# THE REQUEST
Omit all pictures, then retype the data exactly as given.
== DATA IN THIS EXERCISE
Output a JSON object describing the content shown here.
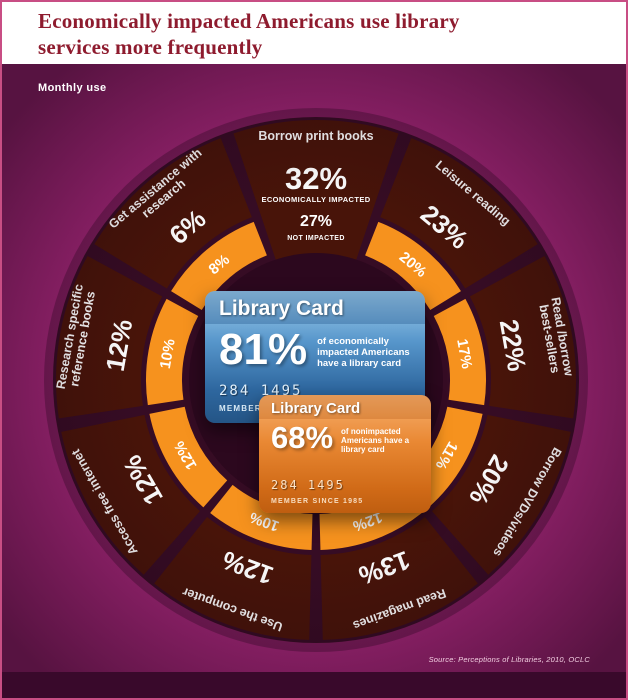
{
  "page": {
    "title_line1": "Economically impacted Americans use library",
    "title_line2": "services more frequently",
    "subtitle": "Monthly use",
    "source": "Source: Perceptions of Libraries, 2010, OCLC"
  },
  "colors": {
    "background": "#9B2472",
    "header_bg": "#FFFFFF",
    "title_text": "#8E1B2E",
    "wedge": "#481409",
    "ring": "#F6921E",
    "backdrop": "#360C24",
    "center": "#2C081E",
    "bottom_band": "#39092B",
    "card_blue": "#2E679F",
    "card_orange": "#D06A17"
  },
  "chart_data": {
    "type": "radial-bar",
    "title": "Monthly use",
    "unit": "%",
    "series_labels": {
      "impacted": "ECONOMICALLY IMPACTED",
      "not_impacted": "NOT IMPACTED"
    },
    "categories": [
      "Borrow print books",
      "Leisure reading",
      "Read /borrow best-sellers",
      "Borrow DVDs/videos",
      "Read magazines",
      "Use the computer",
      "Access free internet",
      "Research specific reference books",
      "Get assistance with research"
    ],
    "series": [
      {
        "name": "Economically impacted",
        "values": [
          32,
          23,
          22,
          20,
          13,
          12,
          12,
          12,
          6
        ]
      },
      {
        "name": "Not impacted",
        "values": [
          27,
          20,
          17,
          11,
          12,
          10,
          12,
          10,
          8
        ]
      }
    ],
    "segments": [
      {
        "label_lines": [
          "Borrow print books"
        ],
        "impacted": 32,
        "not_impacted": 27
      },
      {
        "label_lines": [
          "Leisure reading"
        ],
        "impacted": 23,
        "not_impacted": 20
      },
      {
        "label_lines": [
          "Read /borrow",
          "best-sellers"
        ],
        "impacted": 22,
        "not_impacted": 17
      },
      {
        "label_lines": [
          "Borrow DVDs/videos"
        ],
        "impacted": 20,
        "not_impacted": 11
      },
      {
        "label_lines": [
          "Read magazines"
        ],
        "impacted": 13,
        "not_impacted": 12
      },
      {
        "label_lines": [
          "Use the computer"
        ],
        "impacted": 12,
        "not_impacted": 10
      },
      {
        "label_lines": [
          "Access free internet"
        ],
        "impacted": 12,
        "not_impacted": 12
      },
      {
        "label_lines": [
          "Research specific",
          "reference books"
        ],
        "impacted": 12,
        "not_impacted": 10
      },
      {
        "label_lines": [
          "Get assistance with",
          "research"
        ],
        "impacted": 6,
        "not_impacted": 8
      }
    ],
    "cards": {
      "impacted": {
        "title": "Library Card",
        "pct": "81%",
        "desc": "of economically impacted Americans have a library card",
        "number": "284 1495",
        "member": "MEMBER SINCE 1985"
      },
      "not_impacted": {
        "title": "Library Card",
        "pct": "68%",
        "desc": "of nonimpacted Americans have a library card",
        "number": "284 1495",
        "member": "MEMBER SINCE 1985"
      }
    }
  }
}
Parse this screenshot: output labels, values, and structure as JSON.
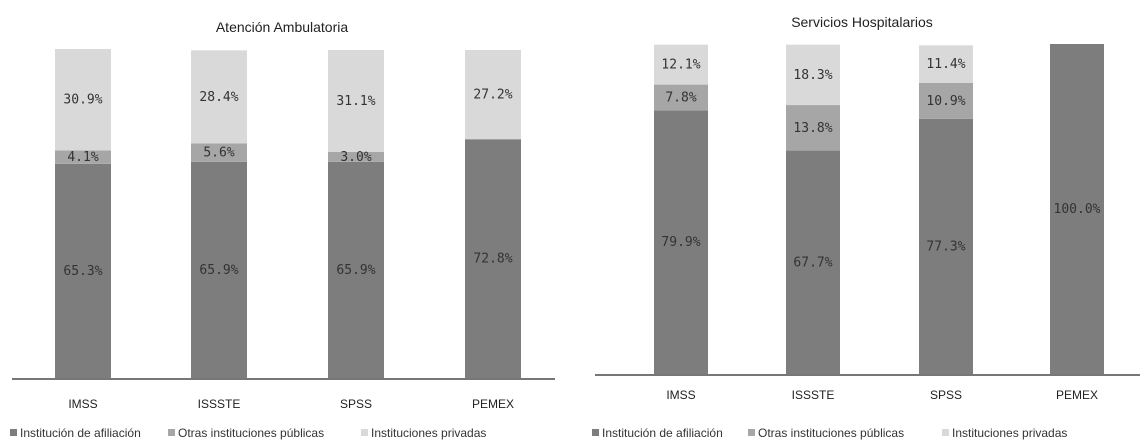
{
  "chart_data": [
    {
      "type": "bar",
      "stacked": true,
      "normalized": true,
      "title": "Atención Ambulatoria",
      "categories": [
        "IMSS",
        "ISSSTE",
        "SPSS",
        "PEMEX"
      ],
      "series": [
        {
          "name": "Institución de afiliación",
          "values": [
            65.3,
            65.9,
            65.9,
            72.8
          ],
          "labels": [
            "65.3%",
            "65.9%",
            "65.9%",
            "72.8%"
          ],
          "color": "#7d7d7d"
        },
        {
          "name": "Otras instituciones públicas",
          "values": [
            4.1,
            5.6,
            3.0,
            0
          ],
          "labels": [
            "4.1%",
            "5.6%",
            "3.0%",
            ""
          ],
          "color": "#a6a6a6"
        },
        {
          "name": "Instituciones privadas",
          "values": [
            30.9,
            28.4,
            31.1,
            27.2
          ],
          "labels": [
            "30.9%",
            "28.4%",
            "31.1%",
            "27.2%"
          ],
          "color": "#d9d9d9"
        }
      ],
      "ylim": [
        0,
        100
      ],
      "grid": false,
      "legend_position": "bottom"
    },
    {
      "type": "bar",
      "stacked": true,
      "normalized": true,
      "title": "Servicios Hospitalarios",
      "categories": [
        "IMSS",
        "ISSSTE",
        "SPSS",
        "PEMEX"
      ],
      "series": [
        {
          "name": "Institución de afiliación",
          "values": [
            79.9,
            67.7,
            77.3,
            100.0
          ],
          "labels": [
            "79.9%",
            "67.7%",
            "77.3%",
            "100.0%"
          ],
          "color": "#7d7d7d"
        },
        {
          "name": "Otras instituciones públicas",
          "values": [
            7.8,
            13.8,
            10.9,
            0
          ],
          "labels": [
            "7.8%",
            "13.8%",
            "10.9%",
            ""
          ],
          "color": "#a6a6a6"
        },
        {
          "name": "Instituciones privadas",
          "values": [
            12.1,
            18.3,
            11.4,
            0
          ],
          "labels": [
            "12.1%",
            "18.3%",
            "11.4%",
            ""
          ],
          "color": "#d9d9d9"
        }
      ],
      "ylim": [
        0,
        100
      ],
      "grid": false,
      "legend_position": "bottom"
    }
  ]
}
====
# EXPECTED ANSWER
Output a JSON object describing the content shown here.
{
  "page": {
    "title_line1": "Economically impacted Americans use library",
    "title_line2": "services more frequently",
    "subtitle": "Monthly use",
    "source": "Source: Perceptions of Libraries, 2010, OCLC"
  },
  "colors": {
    "background": "#9B2472",
    "header_bg": "#FFFFFF",
    "title_text": "#8E1B2E",
    "wedge": "#481409",
    "ring": "#F6921E",
    "backdrop": "#360C24",
    "center": "#2C081E",
    "bottom_band": "#39092B",
    "card_blue": "#2E679F",
    "card_orange": "#D06A17"
  },
  "chart_data": {
    "type": "radial-bar",
    "title": "Monthly use",
    "unit": "%",
    "series_labels": {
      "impacted": "ECONOMICALLY IMPACTED",
      "not_impacted": "NOT IMPACTED"
    },
    "categories": [
      "Borrow print books",
      "Leisure reading",
      "Read /borrow best-sellers",
      "Borrow DVDs/videos",
      "Read magazines",
      "Use the computer",
      "Access free internet",
      "Research specific reference books",
      "Get assistance with research"
    ],
    "series": [
      {
        "name": "Economically impacted",
        "values": [
          32,
          23,
          22,
          20,
          13,
          12,
          12,
          12,
          6
        ]
      },
      {
        "name": "Not impacted",
        "values": [
          27,
          20,
          17,
          11,
          12,
          10,
          12,
          10,
          8
        ]
      }
    ],
    "segments": [
      {
        "label_lines": [
          "Borrow print books"
        ],
        "impacted": 32,
        "not_impacted": 27
      },
      {
        "label_lines": [
          "Leisure reading"
        ],
        "impacted": 23,
        "not_impacted": 20
      },
      {
        "label_lines": [
          "Read /borrow",
          "best-sellers"
        ],
        "impacted": 22,
        "not_impacted": 17
      },
      {
        "label_lines": [
          "Borrow DVDs/videos"
        ],
        "impacted": 20,
        "not_impacted": 11
      },
      {
        "label_lines": [
          "Read magazines"
        ],
        "impacted": 13,
        "not_impacted": 12
      },
      {
        "label_lines": [
          "Use the computer"
        ],
        "impacted": 12,
        "not_impacted": 10
      },
      {
        "label_lines": [
          "Access free internet"
        ],
        "impacted": 12,
        "not_impacted": 12
      },
      {
        "label_lines": [
          "Research specific",
          "reference books"
        ],
        "impacted": 12,
        "not_impacted": 10
      },
      {
        "label_lines": [
          "Get assistance with",
          "research"
        ],
        "impacted": 6,
        "not_impacted": 8
      }
    ],
    "cards": {
      "impacted": {
        "title": "Library Card",
        "pct": "81%",
        "desc": "of economically impacted Americans have a library card",
        "number": "284 1495",
        "member": "MEMBER SINCE 1985"
      },
      "not_impacted": {
        "title": "Library Card",
        "pct": "68%",
        "desc": "of nonimpacted Americans have a library card",
        "number": "284 1495",
        "member": "MEMBER SINCE 1985"
      }
    }
  }
}
Parse this screenshot: output labels, values, and structure as JSON.
{
  "chart_data": [
    {
      "type": "bar",
      "stacked": true,
      "normalized": true,
      "title": "Atención Ambulatoria",
      "categories": [
        "IMSS",
        "ISSSTE",
        "SPSS",
        "PEMEX"
      ],
      "series": [
        {
          "name": "Institución de afiliación",
          "values": [
            65.3,
            65.9,
            65.9,
            72.8
          ],
          "labels": [
            "65.3%",
            "65.9%",
            "65.9%",
            "72.8%"
          ],
          "color": "#7d7d7d"
        },
        {
          "name": "Otras instituciones públicas",
          "values": [
            4.1,
            5.6,
            3.0,
            0
          ],
          "labels": [
            "4.1%",
            "5.6%",
            "3.0%",
            ""
          ],
          "color": "#a6a6a6"
        },
        {
          "name": "Instituciones privadas",
          "values": [
            30.9,
            28.4,
            31.1,
            27.2
          ],
          "labels": [
            "30.9%",
            "28.4%",
            "31.1%",
            "27.2%"
          ],
          "color": "#d9d9d9"
        }
      ],
      "ylim": [
        0,
        100
      ],
      "grid": false,
      "legend_position": "bottom"
    },
    {
      "type": "bar",
      "stacked": true,
      "normalized": true,
      "title": "Servicios Hospitalarios",
      "categories": [
        "IMSS",
        "ISSSTE",
        "SPSS",
        "PEMEX"
      ],
      "series": [
        {
          "name": "Institución de afiliación",
          "values": [
            79.9,
            67.7,
            77.3,
            100.0
          ],
          "labels": [
            "79.9%",
            "67.7%",
            "77.3%",
            "100.0%"
          ],
          "color": "#7d7d7d"
        },
        {
          "name": "Otras instituciones públicas",
          "values": [
            7.8,
            13.8,
            10.9,
            0
          ],
          "labels": [
            "7.8%",
            "13.8%",
            "10.9%",
            ""
          ],
          "color": "#a6a6a6"
        },
        {
          "name": "Instituciones privadas",
          "values": [
            12.1,
            18.3,
            11.4,
            0
          ],
          "labels": [
            "12.1%",
            "18.3%",
            "11.4%",
            ""
          ],
          "color": "#d9d9d9"
        }
      ],
      "ylim": [
        0,
        100
      ],
      "grid": false,
      "legend_position": "bottom"
    }
  ]
}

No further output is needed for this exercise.